## Requirement
Search the records for "mounting". Copy every line where it appears.

## Input data

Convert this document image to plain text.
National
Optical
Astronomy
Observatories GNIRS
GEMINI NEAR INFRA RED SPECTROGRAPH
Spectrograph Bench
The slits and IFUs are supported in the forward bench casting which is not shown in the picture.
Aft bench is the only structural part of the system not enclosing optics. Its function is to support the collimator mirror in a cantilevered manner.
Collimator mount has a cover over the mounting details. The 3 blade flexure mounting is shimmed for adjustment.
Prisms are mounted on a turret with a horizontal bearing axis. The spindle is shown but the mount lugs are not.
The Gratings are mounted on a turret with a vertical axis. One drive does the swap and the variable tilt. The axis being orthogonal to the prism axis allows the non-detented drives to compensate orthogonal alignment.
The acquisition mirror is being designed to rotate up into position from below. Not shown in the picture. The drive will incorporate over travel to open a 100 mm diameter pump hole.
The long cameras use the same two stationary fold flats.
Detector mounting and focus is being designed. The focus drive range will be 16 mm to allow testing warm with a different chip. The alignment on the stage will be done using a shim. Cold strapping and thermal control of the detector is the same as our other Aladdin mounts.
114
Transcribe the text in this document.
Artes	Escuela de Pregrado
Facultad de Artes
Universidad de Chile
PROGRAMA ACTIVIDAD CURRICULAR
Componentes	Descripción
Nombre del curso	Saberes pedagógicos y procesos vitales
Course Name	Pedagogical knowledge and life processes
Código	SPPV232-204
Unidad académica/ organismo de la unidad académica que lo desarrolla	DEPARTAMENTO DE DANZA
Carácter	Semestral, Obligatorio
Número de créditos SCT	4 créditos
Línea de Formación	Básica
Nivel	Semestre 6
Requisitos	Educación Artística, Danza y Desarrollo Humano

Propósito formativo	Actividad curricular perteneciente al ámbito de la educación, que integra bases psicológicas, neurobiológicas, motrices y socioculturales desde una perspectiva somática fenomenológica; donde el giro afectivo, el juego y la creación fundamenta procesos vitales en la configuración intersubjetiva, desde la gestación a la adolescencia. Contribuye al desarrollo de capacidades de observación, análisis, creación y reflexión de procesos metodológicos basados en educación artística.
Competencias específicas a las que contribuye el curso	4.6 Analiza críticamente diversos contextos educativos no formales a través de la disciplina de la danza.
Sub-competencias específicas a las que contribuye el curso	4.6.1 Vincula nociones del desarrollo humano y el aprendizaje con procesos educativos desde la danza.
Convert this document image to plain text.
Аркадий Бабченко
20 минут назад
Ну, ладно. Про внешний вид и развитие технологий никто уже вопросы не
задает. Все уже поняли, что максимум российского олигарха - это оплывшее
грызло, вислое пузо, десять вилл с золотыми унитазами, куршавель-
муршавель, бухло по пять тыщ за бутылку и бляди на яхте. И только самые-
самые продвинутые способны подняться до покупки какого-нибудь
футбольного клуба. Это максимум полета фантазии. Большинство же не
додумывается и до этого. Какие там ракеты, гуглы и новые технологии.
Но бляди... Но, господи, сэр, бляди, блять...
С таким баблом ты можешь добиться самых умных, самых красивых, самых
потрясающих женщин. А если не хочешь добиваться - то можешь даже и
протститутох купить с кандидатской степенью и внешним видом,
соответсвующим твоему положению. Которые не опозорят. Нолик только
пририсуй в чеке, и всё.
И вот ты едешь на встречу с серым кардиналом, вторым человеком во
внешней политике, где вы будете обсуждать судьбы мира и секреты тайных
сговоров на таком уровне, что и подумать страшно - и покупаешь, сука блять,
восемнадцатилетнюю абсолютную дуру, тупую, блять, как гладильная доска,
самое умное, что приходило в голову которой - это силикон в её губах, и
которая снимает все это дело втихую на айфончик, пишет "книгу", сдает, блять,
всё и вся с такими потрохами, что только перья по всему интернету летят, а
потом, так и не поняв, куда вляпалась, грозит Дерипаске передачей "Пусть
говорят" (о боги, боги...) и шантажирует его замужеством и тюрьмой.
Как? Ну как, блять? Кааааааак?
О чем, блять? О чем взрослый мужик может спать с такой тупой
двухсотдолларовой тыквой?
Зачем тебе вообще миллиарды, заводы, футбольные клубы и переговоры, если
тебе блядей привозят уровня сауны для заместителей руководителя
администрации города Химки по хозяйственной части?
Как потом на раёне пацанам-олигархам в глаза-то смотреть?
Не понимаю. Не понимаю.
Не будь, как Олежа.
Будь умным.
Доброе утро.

## Task solution
Collimator mount has a cover over the mounting details. The 3 blade flexure mounting is shimmed for adjustment.
Detector mounting and focus is being designed. The focus drive range will be 16 mm to allow testing warm with a different chip. The alignment on the stage will be done using a shim. Cold strapping and thermal control of the detector is the same as our other Aladdin mounts.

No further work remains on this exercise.